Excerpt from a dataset
□ □ □ □ □

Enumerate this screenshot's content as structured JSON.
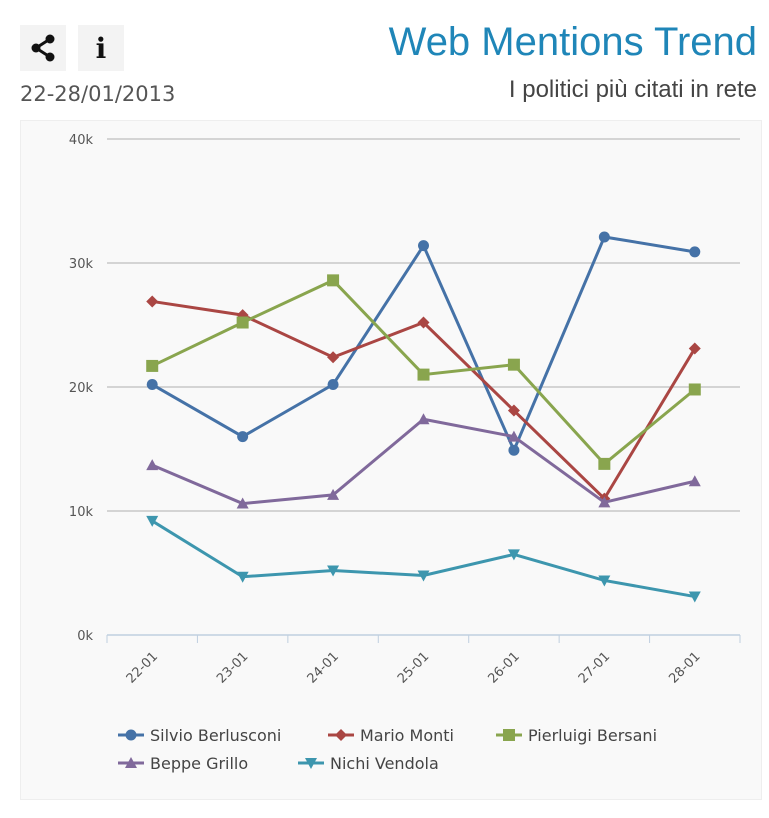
{
  "header": {
    "title": "Web Mentions Trend",
    "subtitle": "I politici più citati in rete",
    "date_range": "22-28/01/2013",
    "share_icon": "share-icon",
    "info_icon": "info-icon"
  },
  "chart_data": {
    "type": "line",
    "title": "Web Mentions Trend",
    "subtitle": "I politici più citati in rete",
    "categories": [
      "22-01",
      "23-01",
      "24-01",
      "25-01",
      "26-01",
      "27-01",
      "28-01"
    ],
    "ylim": [
      0,
      40000
    ],
    "yticks": [
      {
        "v": 0,
        "label": "0k"
      },
      {
        "v": 10000,
        "label": "10k"
      },
      {
        "v": 20000,
        "label": "20k"
      },
      {
        "v": 30000,
        "label": "30k"
      },
      {
        "v": 40000,
        "label": "40k"
      }
    ],
    "grid": true,
    "legend": "bottom",
    "series": [
      {
        "name": "Silvio Berlusconi",
        "color": "#4572a7",
        "marker": "circle",
        "values": [
          20200,
          16000,
          20200,
          31400,
          14900,
          32100,
          30900
        ]
      },
      {
        "name": "Mario Monti",
        "color": "#aa4643",
        "marker": "diamond",
        "values": [
          26900,
          25800,
          22400,
          25200,
          18100,
          11000,
          23100
        ]
      },
      {
        "name": "Pierluigi Bersani",
        "color": "#89a54e",
        "marker": "square",
        "values": [
          21700,
          25200,
          28600,
          21000,
          21800,
          13800,
          19800
        ]
      },
      {
        "name": "Beppe Grillo",
        "color": "#80699b",
        "marker": "triangle",
        "values": [
          13700,
          10600,
          11300,
          17400,
          16000,
          10700,
          12400
        ]
      },
      {
        "name": "Nichi Vendola",
        "color": "#3d96ae",
        "marker": "triangle-down",
        "values": [
          9200,
          4700,
          5200,
          4800,
          6500,
          4400,
          3100
        ]
      }
    ]
  }
}
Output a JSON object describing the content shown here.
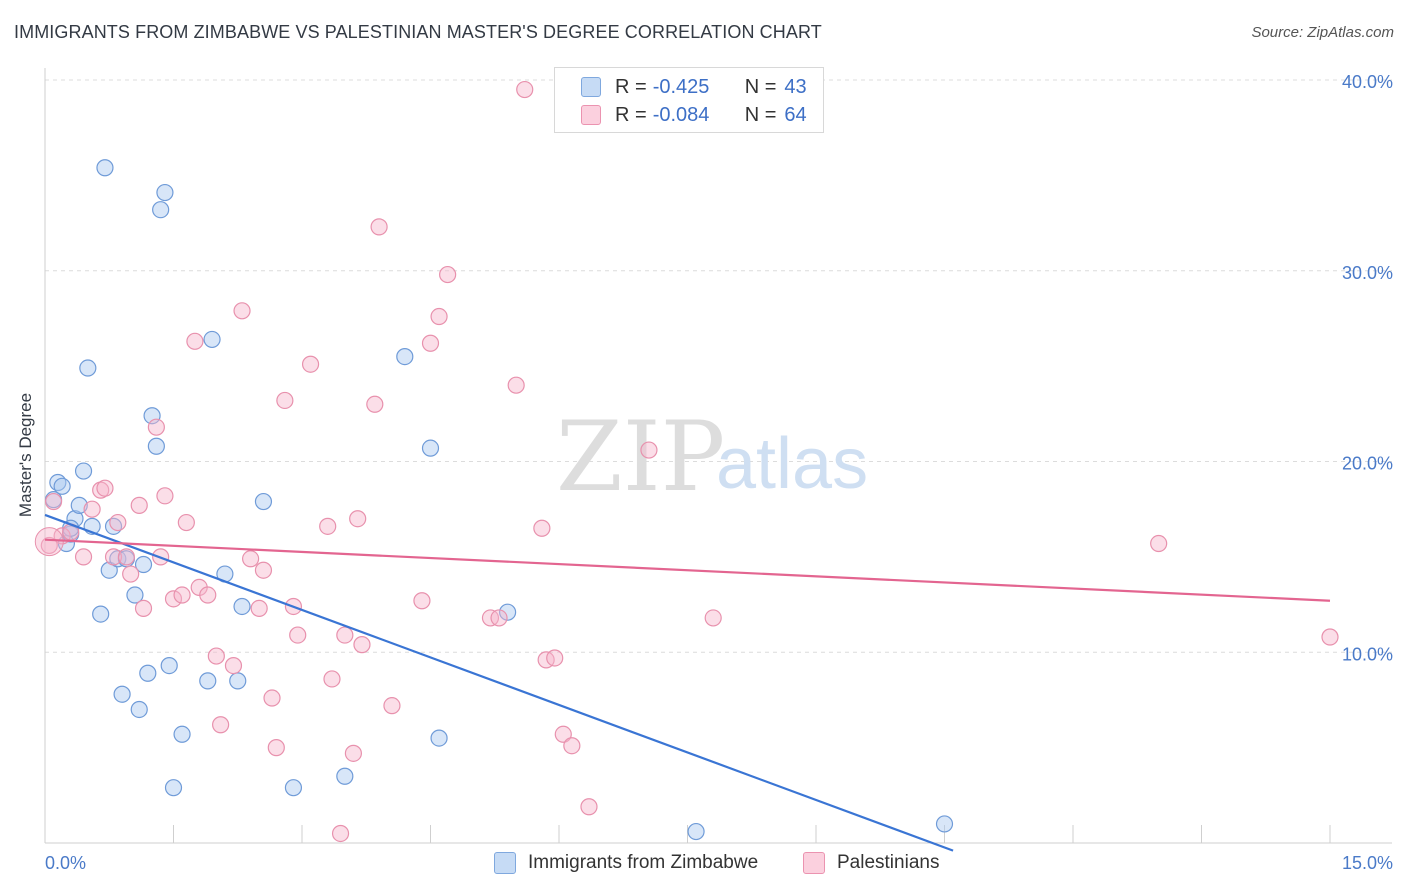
{
  "title": "IMMIGRANTS FROM ZIMBABWE VS PALESTINIAN MASTER'S DEGREE CORRELATION CHART",
  "source": "Source: ZipAtlas.com",
  "watermark": {
    "zip": "ZIP",
    "atlas": "atlas"
  },
  "legend": {
    "rows": [
      {
        "r_label": "R =",
        "r_value": "-0.425",
        "n_label": "N =",
        "n_value": "43",
        "color": "#a9c8f0"
      },
      {
        "r_label": "R =",
        "r_value": "-0.084",
        "n_label": "N =",
        "n_value": "64",
        "color": "#f7b6cb"
      }
    ]
  },
  "bottom_legend": [
    {
      "label": "Immigrants from Zimbabwe",
      "color": "#a9c8f0"
    },
    {
      "label": "Palestinians",
      "color": "#f7b6cb"
    }
  ],
  "chart_data": {
    "type": "scatter",
    "ylabel": "Master's Degree",
    "xlim": [
      0,
      15
    ],
    "ylim": [
      0,
      40
    ],
    "x_tick_labels": [
      "0.0%",
      "15.0%"
    ],
    "y_ticks": [
      10,
      20,
      30,
      40
    ],
    "y_tick_labels": [
      "10.0%",
      "20.0%",
      "30.0%",
      "40.0%"
    ],
    "grid": true,
    "series": [
      {
        "name": "Immigrants from Zimbabwe",
        "color": "#3a75d4",
        "fill": "#a9c8f0",
        "trend": {
          "x": [
            0,
            10.6
          ],
          "y": [
            17.2,
            -0.4
          ]
        },
        "points": [
          [
            0.1,
            18.0
          ],
          [
            0.15,
            18.9
          ],
          [
            0.2,
            18.7
          ],
          [
            0.25,
            15.7
          ],
          [
            0.3,
            16.2
          ],
          [
            0.35,
            17.0
          ],
          [
            0.4,
            17.7
          ],
          [
            0.45,
            19.5
          ],
          [
            0.5,
            24.9
          ],
          [
            0.55,
            16.6
          ],
          [
            0.65,
            12.0
          ],
          [
            0.7,
            35.4
          ],
          [
            0.75,
            14.3
          ],
          [
            0.8,
            16.6
          ],
          [
            0.85,
            14.9
          ],
          [
            0.9,
            7.8
          ],
          [
            0.95,
            14.9
          ],
          [
            1.05,
            13.0
          ],
          [
            1.1,
            7.0
          ],
          [
            1.15,
            14.6
          ],
          [
            1.2,
            8.9
          ],
          [
            1.25,
            22.4
          ],
          [
            1.3,
            20.8
          ],
          [
            1.35,
            33.2
          ],
          [
            1.4,
            34.1
          ],
          [
            1.45,
            9.3
          ],
          [
            1.5,
            2.9
          ],
          [
            1.6,
            5.7
          ],
          [
            1.9,
            8.5
          ],
          [
            1.95,
            26.4
          ],
          [
            2.1,
            14.1
          ],
          [
            2.25,
            8.5
          ],
          [
            2.3,
            12.4
          ],
          [
            2.55,
            17.9
          ],
          [
            2.9,
            2.9
          ],
          [
            3.5,
            3.5
          ],
          [
            4.2,
            25.5
          ],
          [
            4.5,
            20.7
          ],
          [
            4.6,
            5.5
          ],
          [
            5.4,
            12.1
          ],
          [
            7.6,
            0.6
          ],
          [
            10.5,
            1.0
          ],
          [
            0.3,
            16.5
          ]
        ]
      },
      {
        "name": "Palestinians",
        "color": "#e36590",
        "fill": "#f7b6cb",
        "trend": {
          "x": [
            0,
            15
          ],
          "y": [
            15.9,
            12.7
          ]
        },
        "points": [
          [
            0.05,
            15.6
          ],
          [
            0.1,
            17.9
          ],
          [
            0.2,
            16.1
          ],
          [
            0.3,
            16.3
          ],
          [
            0.45,
            15.0
          ],
          [
            0.55,
            17.5
          ],
          [
            0.65,
            18.5
          ],
          [
            0.7,
            18.6
          ],
          [
            0.8,
            15.0
          ],
          [
            0.85,
            16.8
          ],
          [
            0.95,
            15.0
          ],
          [
            1.0,
            14.1
          ],
          [
            1.1,
            17.7
          ],
          [
            1.15,
            12.3
          ],
          [
            1.3,
            21.8
          ],
          [
            1.35,
            15.0
          ],
          [
            1.4,
            18.2
          ],
          [
            1.5,
            12.8
          ],
          [
            1.6,
            13.0
          ],
          [
            1.65,
            16.8
          ],
          [
            1.75,
            26.3
          ],
          [
            1.8,
            13.4
          ],
          [
            1.9,
            13.0
          ],
          [
            2.0,
            9.8
          ],
          [
            2.05,
            6.2
          ],
          [
            2.2,
            9.3
          ],
          [
            2.3,
            27.9
          ],
          [
            2.4,
            14.9
          ],
          [
            2.5,
            12.3
          ],
          [
            2.55,
            14.3
          ],
          [
            2.65,
            7.6
          ],
          [
            2.7,
            5.0
          ],
          [
            2.8,
            23.2
          ],
          [
            2.9,
            12.4
          ],
          [
            2.95,
            10.9
          ],
          [
            3.1,
            25.1
          ],
          [
            3.3,
            16.6
          ],
          [
            3.35,
            8.6
          ],
          [
            3.45,
            0.5
          ],
          [
            3.5,
            10.9
          ],
          [
            3.6,
            4.7
          ],
          [
            3.65,
            17.0
          ],
          [
            3.7,
            10.4
          ],
          [
            3.85,
            23.0
          ],
          [
            3.9,
            32.3
          ],
          [
            4.05,
            7.2
          ],
          [
            4.4,
            12.7
          ],
          [
            4.5,
            26.2
          ],
          [
            4.6,
            27.6
          ],
          [
            4.7,
            29.8
          ],
          [
            5.2,
            11.8
          ],
          [
            5.3,
            11.8
          ],
          [
            5.5,
            24.0
          ],
          [
            5.6,
            39.5
          ],
          [
            5.8,
            16.5
          ],
          [
            5.85,
            9.6
          ],
          [
            5.95,
            9.7
          ],
          [
            6.05,
            5.7
          ],
          [
            6.15,
            5.1
          ],
          [
            6.35,
            1.9
          ],
          [
            7.05,
            20.6
          ],
          [
            7.8,
            11.8
          ],
          [
            13.0,
            15.7
          ],
          [
            15.0,
            10.8
          ]
        ]
      }
    ]
  }
}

□ □ □ □ □

● **Given request**
In the entries above, find every line with the word "marker" and list it.

● **Written solution**
        "marker": "circle",
        "marker": "diamond",
        "marker": "square",
        "marker": "triangle",
        "marker": "triangle-down",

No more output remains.